**Directive:** Find the lines that include the string "time" and report how many there are. Give no other text.

Stored dataset items
Begin

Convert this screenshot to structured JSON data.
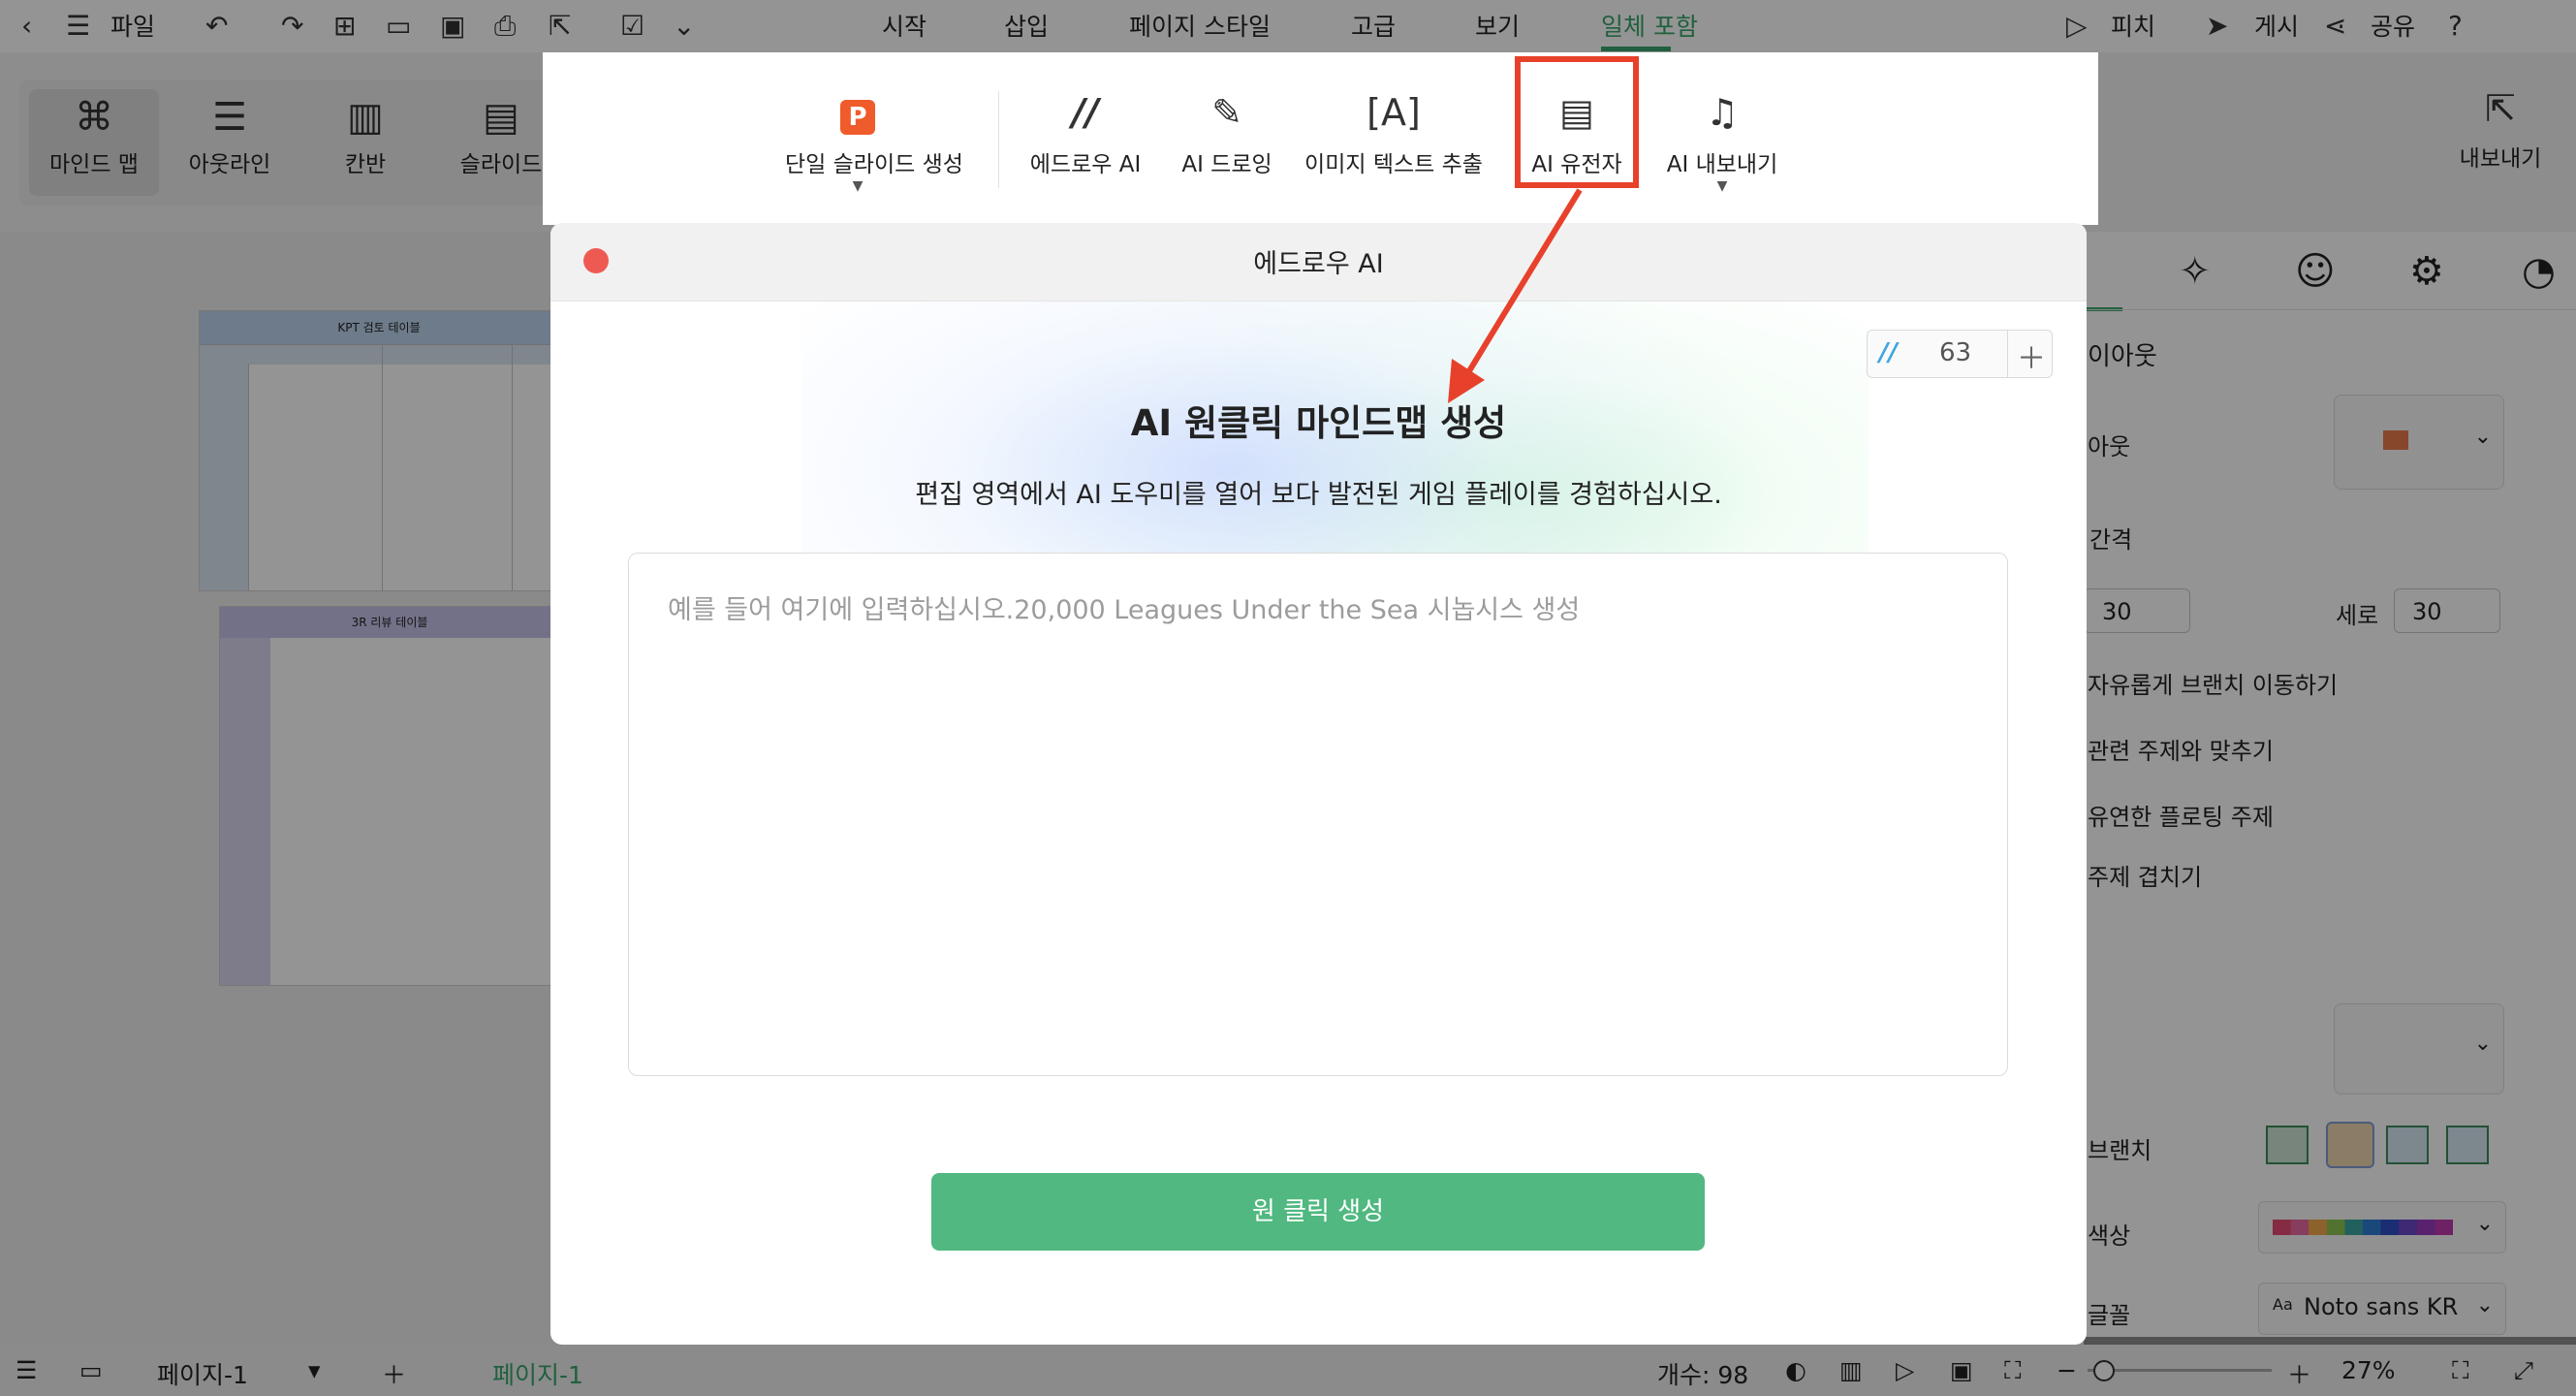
{
  "menubar": {
    "file": "파일",
    "tabs": [
      "시작",
      "삽입",
      "페이지 스타일",
      "고급",
      "보기",
      "일체 포함"
    ],
    "active_tab": "일체 포함",
    "accent": "#3aa66b",
    "pitch": "피치",
    "publish": "게시",
    "share": "공유",
    "help_icon": "question-icon"
  },
  "leftnav": {
    "items": [
      {
        "label": "마인드 맵",
        "icon": "mindmap-icon"
      },
      {
        "label": "아웃라인",
        "icon": "outline-icon"
      },
      {
        "label": "칸반",
        "icon": "kanban-icon"
      },
      {
        "label": "슬라이드",
        "icon": "slide-icon"
      }
    ]
  },
  "ai_toolbar": {
    "items": [
      {
        "label": "단일 슬라이드 생성",
        "icon": "ppt-icon"
      },
      {
        "label": "에드로우 AI",
        "icon": "edraw-ai-icon"
      },
      {
        "label": "AI 드로잉",
        "icon": "ai-drawing-icon"
      },
      {
        "label": "이미지 텍스트 추출",
        "icon": "ocr-icon"
      },
      {
        "label": "AI 유전자",
        "icon": "ai-gene-icon"
      },
      {
        "label": "AI 내보내기",
        "icon": "ai-export-icon"
      }
    ],
    "highlight_color": "#e8412b"
  },
  "export_button": "내보내기",
  "canvas": {
    "table1_title": "KPT 검토 테이블",
    "table2_title": "3R 리뷰 테이블"
  },
  "dialog": {
    "title": "에드로우 AI",
    "credits": "63",
    "headline": "AI 원클릭 마인드맵 생성",
    "subline": "편집 영역에서 AI 도우미를 열어 보다 발전된 게임 플레이를 경험하십시오.",
    "placeholder": "예를 들어 여기에 입력하십시오.20,000 Leagues Under the Sea 시놉시스 생성",
    "generate": "원 클릭 생성",
    "button_color": "#50b880"
  },
  "right_panel": {
    "layout_title": "이아웃",
    "layout_label": "아웃",
    "spacing": "간격",
    "horizontal_value": "30",
    "vertical_label": "세로",
    "vertical_value": "30",
    "opt1": "자유롭게 브랜치 이동하기",
    "opt2": "관련 주제와 맞추기",
    "opt3": "유연한 플로팅 주제",
    "opt4": "주제 겹치기",
    "branch": "브랜치",
    "color": "색상",
    "font": "글꼴",
    "font_value": "Noto sans KR"
  },
  "statusbar": {
    "page_select": "페이지-1",
    "page_tab": "페이지-1",
    "count": "개수: 98",
    "zoom": "27%"
  }
}
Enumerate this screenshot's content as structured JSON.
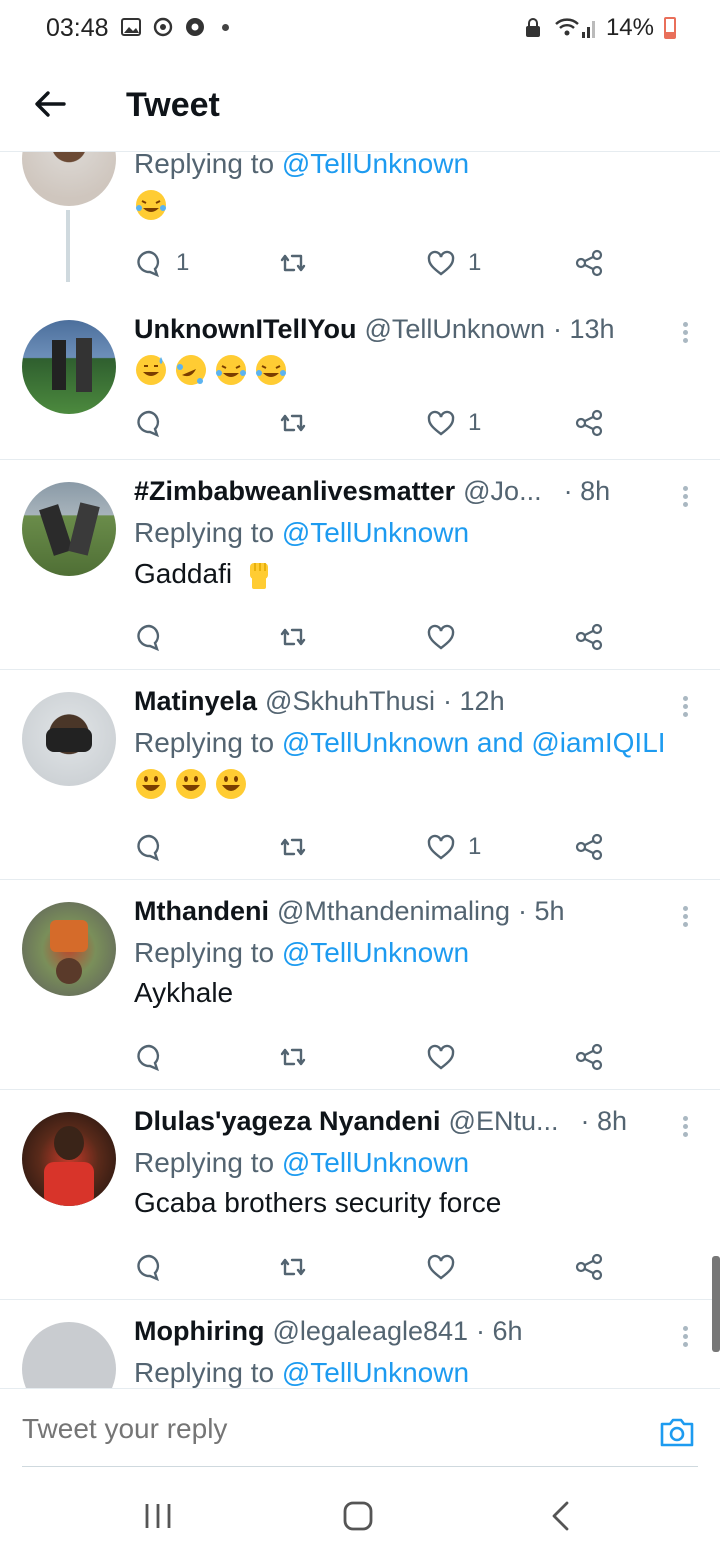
{
  "status_bar": {
    "time": "03:48",
    "battery": "14%"
  },
  "header": {
    "title": "Tweet"
  },
  "tweets": [
    {
      "reply_prefix": "Replying to",
      "reply_to": "@TellUnknown",
      "reply_count": "1",
      "like_count": "1"
    },
    {
      "name": "UnknownITellYou",
      "handle": "@TellUnknown",
      "time": "· 13h",
      "reply_count": "",
      "like_count": "1"
    },
    {
      "name": "#Zimbabweanlivesmatter",
      "handle": "@Jo...",
      "time": "· 8h",
      "reply_prefix": "Replying to",
      "reply_to": "@TellUnknown",
      "text": "Gaddafi",
      "like_count": ""
    },
    {
      "name": "Matinyela",
      "handle": "@SkhuhThusi",
      "time": "· 12h",
      "reply_prefix": "Replying to",
      "reply_to": "@TellUnknown and @iamIQILI",
      "like_count": "1"
    },
    {
      "name": "Mthandeni",
      "handle": "@Mthandenimaling",
      "time": "· 5h",
      "reply_prefix": "Replying to",
      "reply_to": "@TellUnknown",
      "text": "Aykhale",
      "like_count": ""
    },
    {
      "name": "Dlulas'yageza Nyandeni",
      "handle": "@ENtu...",
      "time": "· 8h",
      "reply_prefix": "Replying to",
      "reply_to": "@TellUnknown",
      "text": "Gcaba brothers security force",
      "like_count": ""
    },
    {
      "name": "Mophiring",
      "handle": "@legaleagle841",
      "time": "· 6h",
      "reply_prefix": "Replying to",
      "reply_to": "@TellUnknown"
    }
  ],
  "reply_bar": {
    "placeholder": "Tweet your reply"
  },
  "colors": {
    "accent": "#1d9bf0",
    "muted": "#536471",
    "divider": "#e6ecf0",
    "emoji": "#ffcc33"
  }
}
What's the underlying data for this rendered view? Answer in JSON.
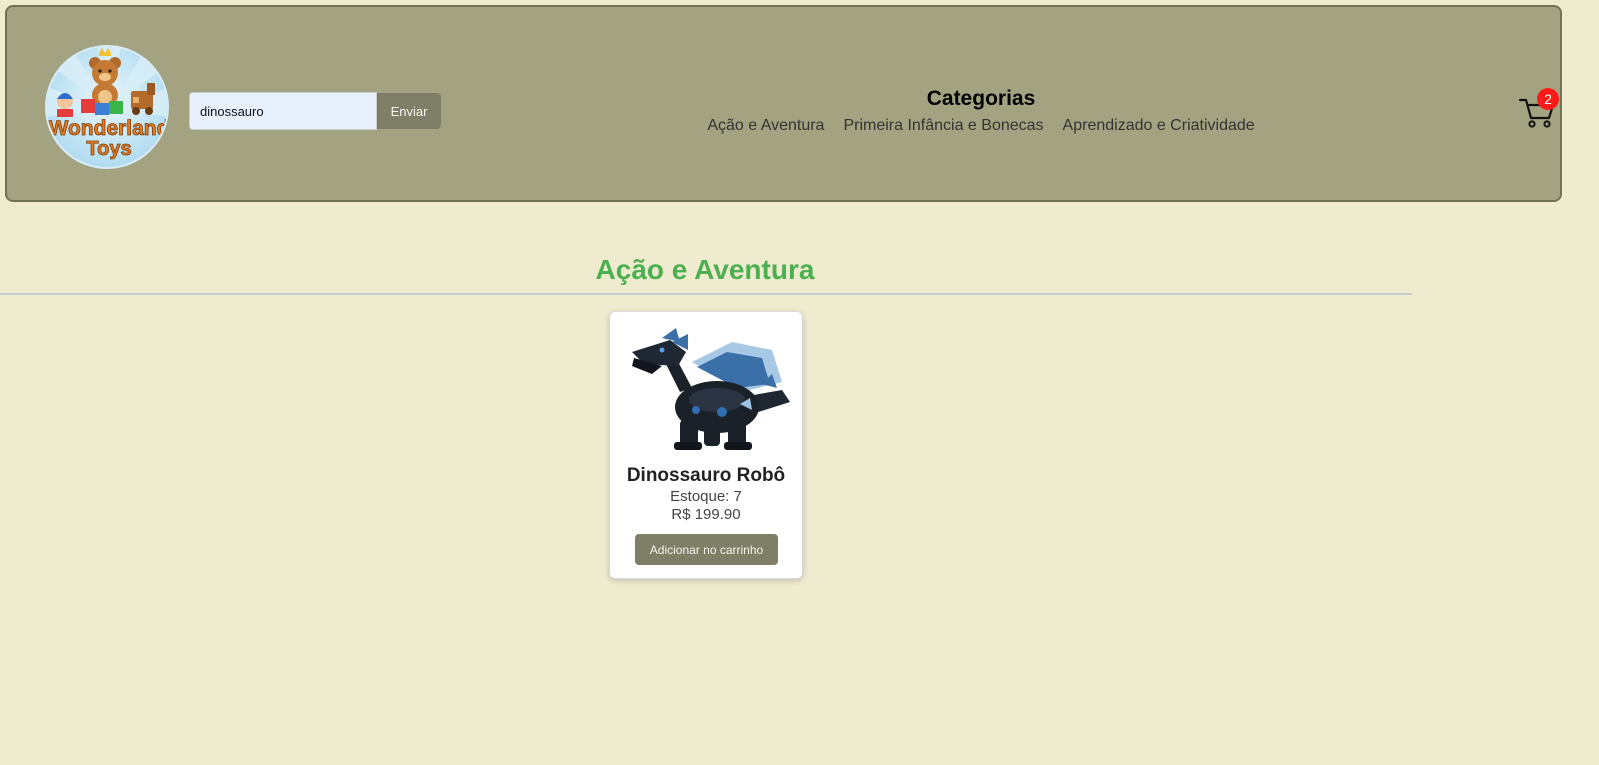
{
  "header": {
    "logo_text": "Wonderland Toys",
    "search": {
      "value": "dinossauro",
      "placeholder": "",
      "button_label": "Enviar"
    },
    "categories": {
      "title": "Categorias",
      "links": [
        "Ação e Aventura",
        "Primeira Infância e Bonecas",
        "Aprendizado e Criatividade"
      ]
    },
    "cart": {
      "icon": "cart-icon",
      "count": "2"
    }
  },
  "main": {
    "section_title": "Ação e Aventura",
    "products": [
      {
        "image": "robot-dinosaur-image",
        "name": "Dinossauro Robô",
        "stock": "Estoque: 7",
        "price": "R$ 199.90",
        "button_label": "Adicionar no carrinho"
      }
    ]
  },
  "colors": {
    "page_background": "#efebcf",
    "header_background": "#a3a381",
    "button_background": "#7e7f66",
    "section_title": "#4caf50",
    "cart_badge": "#ff1a1a"
  }
}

End

**Full solution:** 7